## DATA LISTING:
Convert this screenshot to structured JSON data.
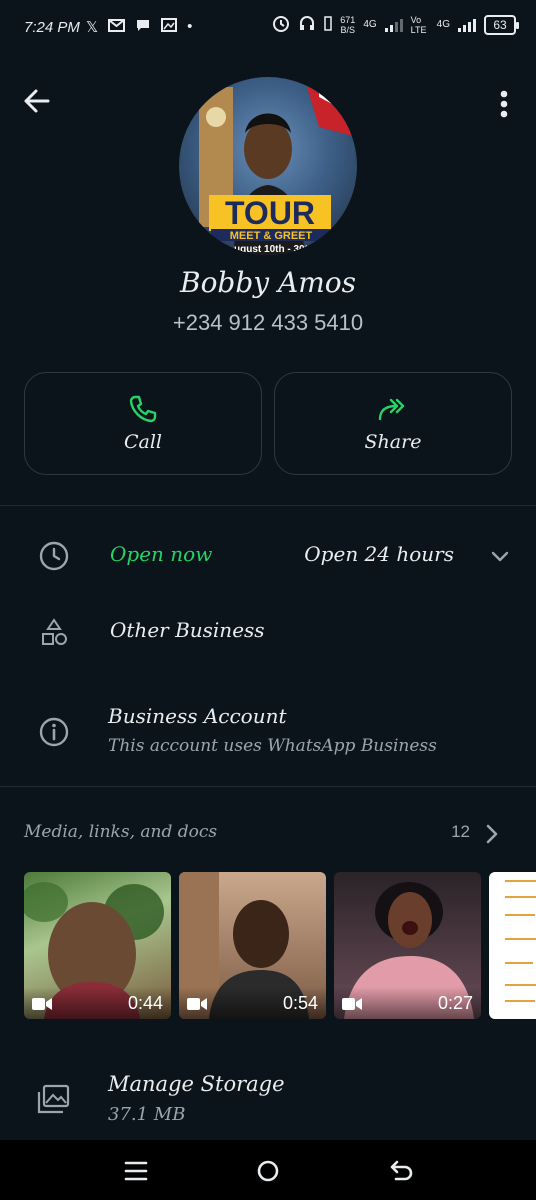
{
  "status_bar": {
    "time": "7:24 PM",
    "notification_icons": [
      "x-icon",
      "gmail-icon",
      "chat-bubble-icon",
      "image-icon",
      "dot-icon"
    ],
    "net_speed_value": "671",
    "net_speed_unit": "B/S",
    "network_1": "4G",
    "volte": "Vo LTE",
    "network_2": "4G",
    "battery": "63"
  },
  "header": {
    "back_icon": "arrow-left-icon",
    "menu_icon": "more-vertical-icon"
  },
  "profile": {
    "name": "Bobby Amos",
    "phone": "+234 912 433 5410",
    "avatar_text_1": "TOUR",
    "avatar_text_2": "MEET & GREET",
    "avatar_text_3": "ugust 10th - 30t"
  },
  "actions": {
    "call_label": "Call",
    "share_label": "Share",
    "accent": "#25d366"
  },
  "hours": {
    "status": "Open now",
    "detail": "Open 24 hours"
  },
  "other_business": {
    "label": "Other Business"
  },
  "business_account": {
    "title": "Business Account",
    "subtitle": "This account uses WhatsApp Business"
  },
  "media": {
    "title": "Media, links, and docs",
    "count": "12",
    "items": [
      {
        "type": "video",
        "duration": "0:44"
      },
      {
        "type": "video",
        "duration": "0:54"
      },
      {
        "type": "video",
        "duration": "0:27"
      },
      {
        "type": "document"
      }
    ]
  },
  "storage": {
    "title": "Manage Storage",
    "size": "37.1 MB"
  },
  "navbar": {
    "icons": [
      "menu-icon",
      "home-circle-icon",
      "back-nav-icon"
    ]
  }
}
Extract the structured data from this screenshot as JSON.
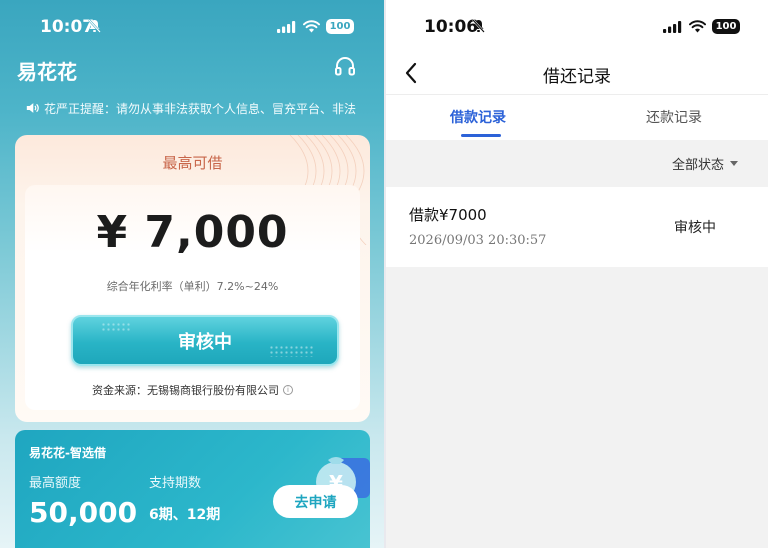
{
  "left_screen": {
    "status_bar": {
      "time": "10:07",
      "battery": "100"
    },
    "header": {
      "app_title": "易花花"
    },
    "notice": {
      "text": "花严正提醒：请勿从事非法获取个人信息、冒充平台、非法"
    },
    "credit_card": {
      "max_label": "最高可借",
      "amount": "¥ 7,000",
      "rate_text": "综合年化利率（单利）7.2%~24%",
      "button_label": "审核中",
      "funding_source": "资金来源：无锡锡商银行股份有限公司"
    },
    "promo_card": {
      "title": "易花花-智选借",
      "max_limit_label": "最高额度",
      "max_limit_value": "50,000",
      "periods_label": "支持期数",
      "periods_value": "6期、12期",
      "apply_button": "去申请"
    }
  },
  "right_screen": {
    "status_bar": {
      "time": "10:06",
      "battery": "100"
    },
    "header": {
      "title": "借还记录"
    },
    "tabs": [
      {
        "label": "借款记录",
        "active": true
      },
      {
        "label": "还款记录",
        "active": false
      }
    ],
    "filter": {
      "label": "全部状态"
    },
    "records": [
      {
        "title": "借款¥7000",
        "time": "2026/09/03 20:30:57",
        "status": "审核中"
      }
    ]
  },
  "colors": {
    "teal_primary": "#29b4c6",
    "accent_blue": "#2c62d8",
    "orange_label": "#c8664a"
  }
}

## WHAT IS NEEDED:
Retype the records exactly. Any image in them should not appear in what you write.

## ANSWER TO THIS PROBLEM:
Convert this screenshot to structured JSON data.
{
  "status_bar": {
    "time": "7:24 PM",
    "notification_icons": [
      "x-icon",
      "gmail-icon",
      "chat-bubble-icon",
      "image-icon",
      "dot-icon"
    ],
    "net_speed_value": "671",
    "net_speed_unit": "B/S",
    "network_1": "4G",
    "volte": "Vo LTE",
    "network_2": "4G",
    "battery": "63"
  },
  "header": {
    "back_icon": "arrow-left-icon",
    "menu_icon": "more-vertical-icon"
  },
  "profile": {
    "name": "Bobby Amos",
    "phone": "+234 912 433 5410",
    "avatar_text_1": "TOUR",
    "avatar_text_2": "MEET & GREET",
    "avatar_text_3": "ugust 10th - 30t"
  },
  "actions": {
    "call_label": "Call",
    "share_label": "Share",
    "accent": "#25d366"
  },
  "hours": {
    "status": "Open now",
    "detail": "Open 24 hours"
  },
  "other_business": {
    "label": "Other Business"
  },
  "business_account": {
    "title": "Business Account",
    "subtitle": "This account uses WhatsApp Business"
  },
  "media": {
    "title": "Media, links, and docs",
    "count": "12",
    "items": [
      {
        "type": "video",
        "duration": "0:44"
      },
      {
        "type": "video",
        "duration": "0:54"
      },
      {
        "type": "video",
        "duration": "0:27"
      },
      {
        "type": "document"
      }
    ]
  },
  "storage": {
    "title": "Manage Storage",
    "size": "37.1 MB"
  },
  "navbar": {
    "icons": [
      "menu-icon",
      "home-circle-icon",
      "back-nav-icon"
    ]
  }
}
Extract the structured data from this screenshot as JSON.
{
  "left_screen": {
    "status_bar": {
      "time": "10:07",
      "battery": "100"
    },
    "header": {
      "app_title": "易花花"
    },
    "notice": {
      "text": "花严正提醒：请勿从事非法获取个人信息、冒充平台、非法"
    },
    "credit_card": {
      "max_label": "最高可借",
      "amount": "¥ 7,000",
      "rate_text": "综合年化利率（单利）7.2%~24%",
      "button_label": "审核中",
      "funding_source": "资金来源：无锡锡商银行股份有限公司"
    },
    "promo_card": {
      "title": "易花花-智选借",
      "max_limit_label": "最高额度",
      "max_limit_value": "50,000",
      "periods_label": "支持期数",
      "periods_value": "6期、12期",
      "apply_button": "去申请"
    }
  },
  "right_screen": {
    "status_bar": {
      "time": "10:06",
      "battery": "100"
    },
    "header": {
      "title": "借还记录"
    },
    "tabs": [
      {
        "label": "借款记录",
        "active": true
      },
      {
        "label": "还款记录",
        "active": false
      }
    ],
    "filter": {
      "label": "全部状态"
    },
    "records": [
      {
        "title": "借款¥7000",
        "time": "2026/09/03 20:30:57",
        "status": "审核中"
      }
    ]
  },
  "colors": {
    "teal_primary": "#29b4c6",
    "accent_blue": "#2c62d8",
    "orange_label": "#c8664a"
  }
}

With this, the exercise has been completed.